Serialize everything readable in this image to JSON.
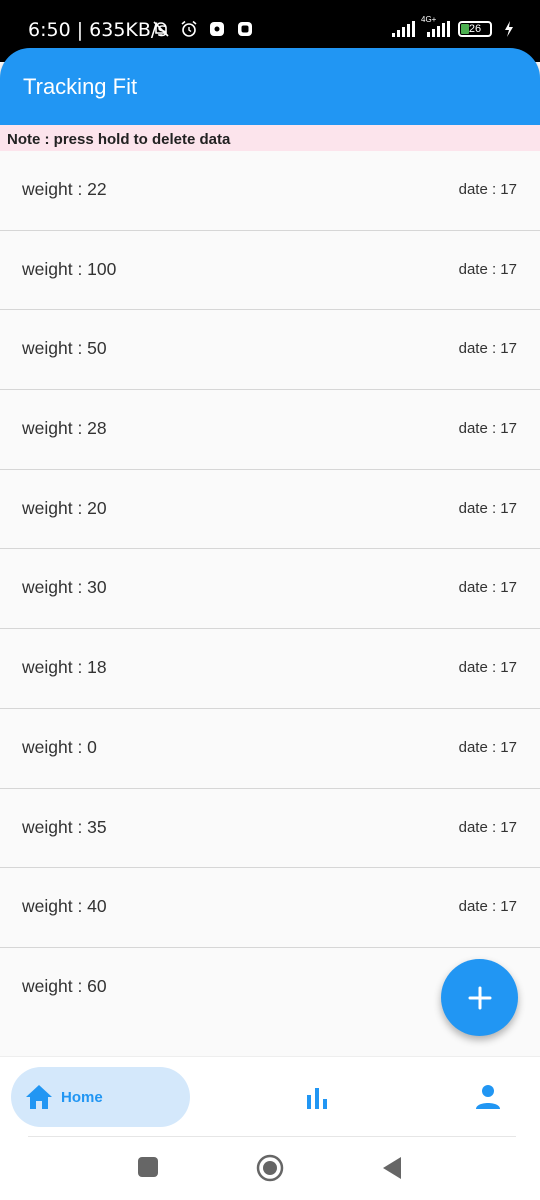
{
  "status_bar": {
    "time": "6:50 | 635KB/s",
    "network_label": "4G+",
    "battery_level": "26",
    "icons": [
      "mute-bell-icon",
      "alarm-icon",
      "app-notification-icon",
      "app-notification-icon",
      "signal-icon",
      "signal-icon",
      "battery-icon",
      "charging-icon"
    ]
  },
  "app_bar": {
    "title": "Tracking Fit"
  },
  "note": "Note : press hold to delete data",
  "entries": [
    {
      "weight": "weight : 22",
      "date": "date : 17"
    },
    {
      "weight": "weight : 100",
      "date": "date : 17"
    },
    {
      "weight": "weight : 50",
      "date": "date : 17"
    },
    {
      "weight": "weight : 28",
      "date": "date : 17"
    },
    {
      "weight": "weight : 20",
      "date": "date : 17"
    },
    {
      "weight": "weight : 30",
      "date": "date : 17"
    },
    {
      "weight": "weight : 18",
      "date": "date : 17"
    },
    {
      "weight": "weight : 0",
      "date": "date : 17"
    },
    {
      "weight": "weight : 35",
      "date": "date : 17"
    },
    {
      "weight": "weight : 40",
      "date": "date : 17"
    },
    {
      "weight": "weight : 60",
      "date": ""
    }
  ],
  "fab": {
    "icon": "plus-icon"
  },
  "bottom_nav": {
    "home_label": "Home",
    "home_icon": "home-icon",
    "stats_icon": "bar-chart-icon",
    "profile_icon": "person-icon",
    "accent": "#2196f3"
  },
  "colors": {
    "primary": "#2196f3",
    "note_bg": "#fce4ec",
    "list_bg": "#fafafa"
  }
}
++++++++
EXERCISE:
Reproduce the full material exactly, excluding the pictures.

EXERCISE SOLUTION:
Serialize everything readable in this image to JSON.
{
  "status_bar": {
    "time": "6:50 | 635KB/s",
    "network_label": "4G+",
    "battery_level": "26",
    "icons": [
      "mute-bell-icon",
      "alarm-icon",
      "app-notification-icon",
      "app-notification-icon",
      "signal-icon",
      "signal-icon",
      "battery-icon",
      "charging-icon"
    ]
  },
  "app_bar": {
    "title": "Tracking Fit"
  },
  "note": "Note : press hold to delete data",
  "entries": [
    {
      "weight": "weight : 22",
      "date": "date : 17"
    },
    {
      "weight": "weight : 100",
      "date": "date : 17"
    },
    {
      "weight": "weight : 50",
      "date": "date : 17"
    },
    {
      "weight": "weight : 28",
      "date": "date : 17"
    },
    {
      "weight": "weight : 20",
      "date": "date : 17"
    },
    {
      "weight": "weight : 30",
      "date": "date : 17"
    },
    {
      "weight": "weight : 18",
      "date": "date : 17"
    },
    {
      "weight": "weight : 0",
      "date": "date : 17"
    },
    {
      "weight": "weight : 35",
      "date": "date : 17"
    },
    {
      "weight": "weight : 40",
      "date": "date : 17"
    },
    {
      "weight": "weight : 60",
      "date": ""
    }
  ],
  "fab": {
    "icon": "plus-icon"
  },
  "bottom_nav": {
    "home_label": "Home",
    "home_icon": "home-icon",
    "stats_icon": "bar-chart-icon",
    "profile_icon": "person-icon",
    "accent": "#2196f3"
  },
  "colors": {
    "primary": "#2196f3",
    "note_bg": "#fce4ec",
    "list_bg": "#fafafa"
  }
}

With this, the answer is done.